··· Entries supplied
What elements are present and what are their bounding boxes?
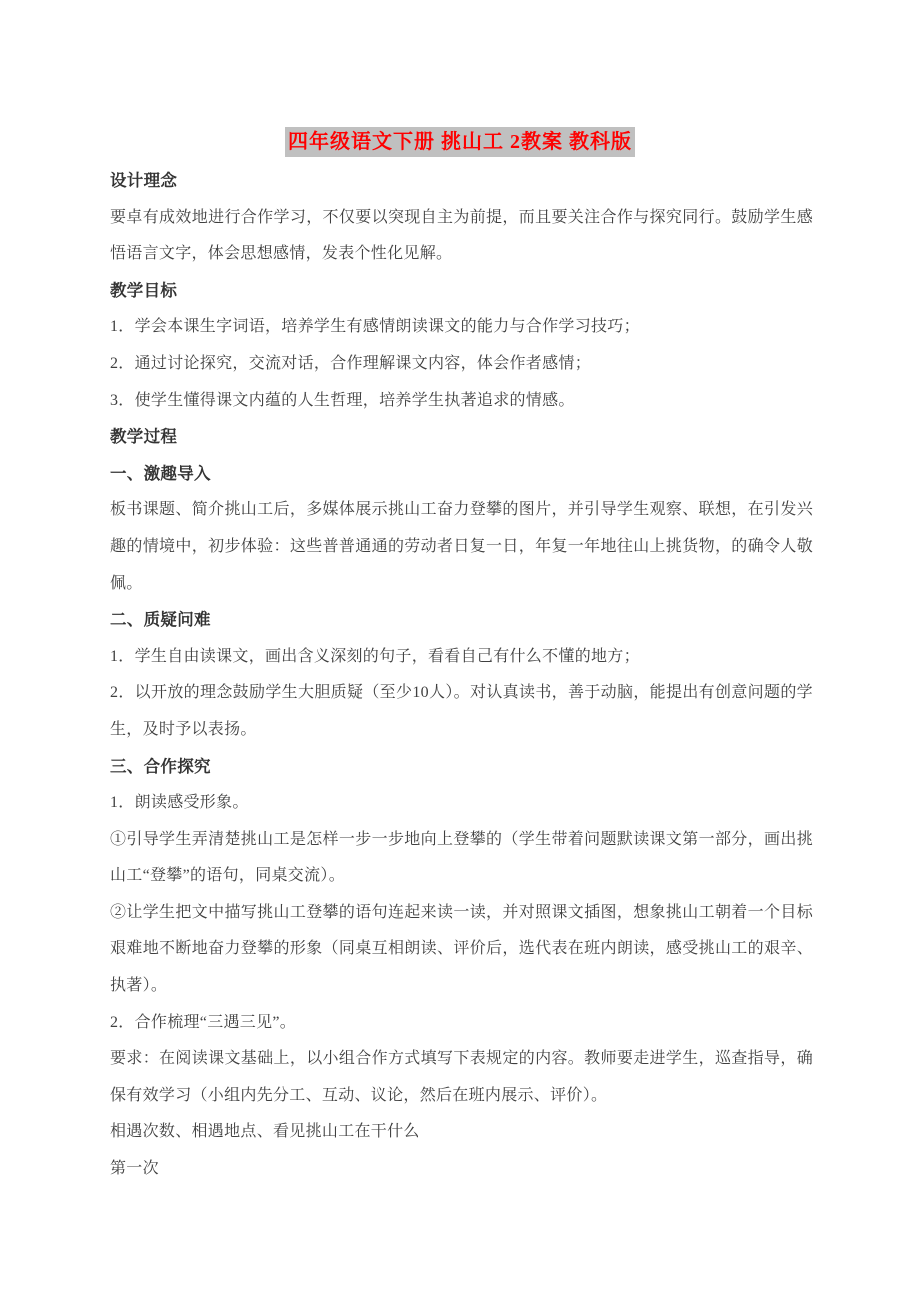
document-title: 四年级语文下册 挑山工 2教案 教科版 (0, 0, 920, 157)
heading-paragraph: 二、质疑问难 (110, 602, 813, 639)
heading-paragraph: 三、合作探究 (110, 749, 813, 786)
body-paragraph: 3．使学生懂得课文内蕴的人生哲理，培养学生执著追求的情感。 (110, 383, 813, 420)
document-title-text: 四年级语文下册 挑山工 2教案 教科版 (285, 127, 635, 157)
body-paragraph: 2．合作梳理“三遇三见”。 (110, 1005, 813, 1042)
body-paragraph: 1．学会本课生字词语，培养学生有感情朗读课文的能力与合作学习技巧； (110, 309, 813, 346)
body-paragraph: ①引导学生弄清楚挑山工是怎样一步一步地向上登攀的（学生带着问题默读课文第一部分，… (110, 822, 813, 895)
body-paragraph: 板书课题、简介挑山工后，多媒体展示挑山工奋力登攀的图片，并引导学生观察、联想，在… (110, 492, 813, 602)
heading-paragraph: 教学过程 (110, 419, 813, 456)
heading-paragraph: 教学目标 (110, 273, 813, 310)
body-paragraph: 1．朗读感受形象。 (110, 785, 813, 822)
heading-paragraph: 一、激趣导入 (110, 456, 813, 493)
document-page: 四年级语文下册 挑山工 2教案 教科版 设计理念要卓有成效地进行合作学习，不仅要… (0, 0, 920, 1302)
body-paragraph: 要卓有成效地进行合作学习，不仅要以突现自主为前提，而且要关注合作与探究同行。鼓励… (110, 200, 813, 273)
body-paragraph: 相遇次数、相遇地点、看见挑山工在干什么 (110, 1114, 813, 1151)
body-paragraph: 2．以开放的理念鼓励学生大胆质疑（至少10人）。对认真读书，善于动脑，能提出有创… (110, 675, 813, 748)
body-paragraph: 1．学生自由读课文，画出含义深刻的句子，看看自己有什么不懂的地方； (110, 639, 813, 676)
document-body: 设计理念要卓有成效地进行合作学习，不仅要以突现自主为前提，而且要关注合作与探究同… (110, 163, 813, 1188)
body-paragraph: 2．通过讨论探究，交流对话，合作理解课文内容，体会作者感情； (110, 346, 813, 383)
body-paragraph: 要求：在阅读课文基础上，以小组合作方式填写下表规定的内容。教师要走进学生，巡查指… (110, 1041, 813, 1114)
body-paragraph: ②让学生把文中描写挑山工登攀的语句连起来读一读，并对照课文插图，想象挑山工朝着一… (110, 895, 813, 1005)
heading-paragraph: 设计理念 (110, 163, 813, 200)
body-paragraph: 第一次 (110, 1151, 813, 1188)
······
Output every row above line for line, with no changes, and leave out the picture lines.

## The output
What elements are present and what are their bounding boxes?
document-title: 四年级语文下册 挑山工 2教案 教科版 (0, 0, 920, 157)
heading-paragraph: 二、质疑问难 (110, 602, 813, 639)
heading-paragraph: 三、合作探究 (110, 749, 813, 786)
body-paragraph: 3．使学生懂得课文内蕴的人生哲理，培养学生执著追求的情感。 (110, 383, 813, 420)
document-title-text: 四年级语文下册 挑山工 2教案 教科版 (285, 127, 635, 157)
body-paragraph: 2．合作梳理“三遇三见”。 (110, 1005, 813, 1042)
body-paragraph: 1．学会本课生字词语，培养学生有感情朗读课文的能力与合作学习技巧； (110, 309, 813, 346)
body-paragraph: ①引导学生弄清楚挑山工是怎样一步一步地向上登攀的（学生带着问题默读课文第一部分，… (110, 822, 813, 895)
body-paragraph: 板书课题、简介挑山工后，多媒体展示挑山工奋力登攀的图片，并引导学生观察、联想，在… (110, 492, 813, 602)
heading-paragraph: 教学过程 (110, 419, 813, 456)
heading-paragraph: 教学目标 (110, 273, 813, 310)
body-paragraph: 1．朗读感受形象。 (110, 785, 813, 822)
heading-paragraph: 一、激趣导入 (110, 456, 813, 493)
document-page: 四年级语文下册 挑山工 2教案 教科版 设计理念要卓有成效地进行合作学习，不仅要… (0, 0, 920, 1302)
body-paragraph: 要卓有成效地进行合作学习，不仅要以突现自主为前提，而且要关注合作与探究同行。鼓励… (110, 200, 813, 273)
body-paragraph: 相遇次数、相遇地点、看见挑山工在干什么 (110, 1114, 813, 1151)
body-paragraph: 2．以开放的理念鼓励学生大胆质疑（至少10人）。对认真读书，善于动脑，能提出有创… (110, 675, 813, 748)
body-paragraph: 1．学生自由读课文，画出含义深刻的句子，看看自己有什么不懂的地方； (110, 639, 813, 676)
document-body: 设计理念要卓有成效地进行合作学习，不仅要以突现自主为前提，而且要关注合作与探究同… (110, 163, 813, 1188)
body-paragraph: 2．通过讨论探究，交流对话，合作理解课文内容，体会作者感情； (110, 346, 813, 383)
body-paragraph: 要求：在阅读课文基础上，以小组合作方式填写下表规定的内容。教师要走进学生，巡查指… (110, 1041, 813, 1114)
body-paragraph: ②让学生把文中描写挑山工登攀的语句连起来读一读，并对照课文插图，想象挑山工朝着一… (110, 895, 813, 1005)
heading-paragraph: 设计理念 (110, 163, 813, 200)
body-paragraph: 第一次 (110, 1151, 813, 1188)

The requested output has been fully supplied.